§ REQUIRED ACTIONS:
**a.** In the passage on GDP and the production boundary, whose write-up about Microsoft Office is discussed?
**b.** Repeat, word for word, the part of the passage on GDP and the production boundary that opens with the words containing "And there have" and closes with "travel agencies shrink.".

§ PASSAGE SHOWN:
---------------
And there have been some innovations like the self-scan checkout that move tasks from the DSFM side of the Production Boundary to the DSFF side (#6). Here, firms boost output/ profit per employee by substituting a combination of capital and customer labour for their own low skill labour. Unlike the washing machine, this is a slight hit to consumer surplus, getting shoppers to do the work that firms had previously paid staff to do (although maybe reduced queue-times make up for the hit; also, maybe some people enjoy scanning). So the end result is a slight decrease in consumer surplus and higher firm profit.

Online travel agents – like self-scan check outs – boost measured output per employee by shifting some of the work to the customer. But I reckon that the proposition is a cheaper outcome for the customer (#7). So GDP takes a first order hit as offline travel agencies shrink.

And lastly there is the case that Tim Harford wrote up about Microsoft Office. Tim’s mischievously makes the case that having office workers all writing their own PowerPoint presentations, doing their own expenses, etc, rather than what they are presumably experts in doing is an insult to the principle of division of labour, and a negative drag on productivity. I’ve popped this one in at #8 sloping down from DSFF to DSFM rather than just being an arrow of questionable direction sitting on the left hand of the production boundary. The logic is built on Tim’s blog: that having to do stuff in which you are not expert but which is not very taxing (ie, make bad PowerPoint presentations) may be a welcome relief from your actual work. It might even be thought of as a pretty rubbish, but fully-paid, work break. I don’t think I agree with Tim, but I 1) can’t think of another good example off the top of my head, 2) am keen to get symmetry in the diagram, 3) love Tim’s stuff.

Who cares?

Well, I think everyone actually cares about each of GDP, GDP/ hour and general welfare. But I also think that different people are incentivised to really care a lot about one angle more than another.
---------------
§ SOURCE DATA:

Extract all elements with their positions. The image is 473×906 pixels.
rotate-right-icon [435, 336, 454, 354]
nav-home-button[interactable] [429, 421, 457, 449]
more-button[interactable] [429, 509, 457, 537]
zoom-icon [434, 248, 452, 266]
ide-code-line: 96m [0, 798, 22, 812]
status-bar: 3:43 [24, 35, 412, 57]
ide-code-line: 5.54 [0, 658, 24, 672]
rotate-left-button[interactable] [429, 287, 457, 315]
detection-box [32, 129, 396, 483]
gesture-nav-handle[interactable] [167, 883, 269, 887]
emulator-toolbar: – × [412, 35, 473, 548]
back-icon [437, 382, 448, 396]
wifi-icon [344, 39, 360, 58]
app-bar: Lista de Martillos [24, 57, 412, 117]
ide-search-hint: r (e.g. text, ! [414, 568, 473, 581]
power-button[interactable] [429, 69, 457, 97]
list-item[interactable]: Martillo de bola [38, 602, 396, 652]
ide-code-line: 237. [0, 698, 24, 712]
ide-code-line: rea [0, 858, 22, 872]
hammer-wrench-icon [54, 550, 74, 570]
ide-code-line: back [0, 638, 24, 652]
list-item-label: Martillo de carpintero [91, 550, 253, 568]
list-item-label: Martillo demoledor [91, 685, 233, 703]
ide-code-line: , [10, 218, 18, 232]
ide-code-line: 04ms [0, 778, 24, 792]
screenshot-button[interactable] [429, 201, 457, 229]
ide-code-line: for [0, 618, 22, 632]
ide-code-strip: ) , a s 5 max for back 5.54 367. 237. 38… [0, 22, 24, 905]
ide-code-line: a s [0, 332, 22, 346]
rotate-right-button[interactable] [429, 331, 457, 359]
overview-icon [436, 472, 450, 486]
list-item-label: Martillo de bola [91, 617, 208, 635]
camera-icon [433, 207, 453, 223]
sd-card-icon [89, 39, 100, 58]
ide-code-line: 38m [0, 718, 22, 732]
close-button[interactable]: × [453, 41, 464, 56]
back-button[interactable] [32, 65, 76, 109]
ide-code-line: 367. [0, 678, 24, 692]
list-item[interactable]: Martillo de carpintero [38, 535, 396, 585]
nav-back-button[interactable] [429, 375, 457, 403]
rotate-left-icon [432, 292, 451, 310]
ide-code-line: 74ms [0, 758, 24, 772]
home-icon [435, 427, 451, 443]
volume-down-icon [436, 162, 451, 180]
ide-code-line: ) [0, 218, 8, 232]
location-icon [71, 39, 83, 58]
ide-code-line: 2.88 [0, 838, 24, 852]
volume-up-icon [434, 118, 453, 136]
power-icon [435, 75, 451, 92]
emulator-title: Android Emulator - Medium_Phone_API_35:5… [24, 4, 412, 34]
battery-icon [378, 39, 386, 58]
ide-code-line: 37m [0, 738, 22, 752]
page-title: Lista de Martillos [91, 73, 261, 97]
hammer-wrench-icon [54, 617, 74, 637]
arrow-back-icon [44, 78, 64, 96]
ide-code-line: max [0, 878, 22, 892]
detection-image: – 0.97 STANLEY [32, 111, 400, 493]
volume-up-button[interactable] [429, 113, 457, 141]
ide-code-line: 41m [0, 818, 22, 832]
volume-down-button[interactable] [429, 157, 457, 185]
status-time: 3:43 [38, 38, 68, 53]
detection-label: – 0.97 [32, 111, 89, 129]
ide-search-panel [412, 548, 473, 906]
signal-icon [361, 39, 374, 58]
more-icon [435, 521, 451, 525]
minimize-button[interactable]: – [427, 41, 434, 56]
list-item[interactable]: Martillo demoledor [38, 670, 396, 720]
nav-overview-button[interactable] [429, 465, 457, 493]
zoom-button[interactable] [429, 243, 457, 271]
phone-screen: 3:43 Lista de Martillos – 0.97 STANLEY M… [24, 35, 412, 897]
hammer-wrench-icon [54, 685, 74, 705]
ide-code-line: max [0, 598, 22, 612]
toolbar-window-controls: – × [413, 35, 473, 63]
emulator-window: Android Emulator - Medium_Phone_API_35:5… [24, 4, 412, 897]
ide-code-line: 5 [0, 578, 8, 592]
---------------
§ RESULTS IN ORDER:
**a.** Tim Harford's.

**b.**
And there have been some innovations like the self-scan checkout that move tasks from the DSFM side of the Production Boundary to the DSFF side (#6). Here, firms boost output/ profit per employee by substituting a combination of capital and customer labour for their own low skill labour. Unlike the washing machine, this is a slight hit to consumer surplus, getting shoppers to do the work that firms had previously paid staff to do (although maybe reduced queue-times make up for the hit; also, maybe some people enjoy scanning). So the end result is a slight decrease in consumer surplus and higher firm profit.

Online travel agents – like self-scan check outs – boost measured output per employee by shifting some of the work to the customer. But I reckon that the proposition is a cheaper outcome for the customer (#7). So GDP takes a first order hit as offline travel agencies shrink.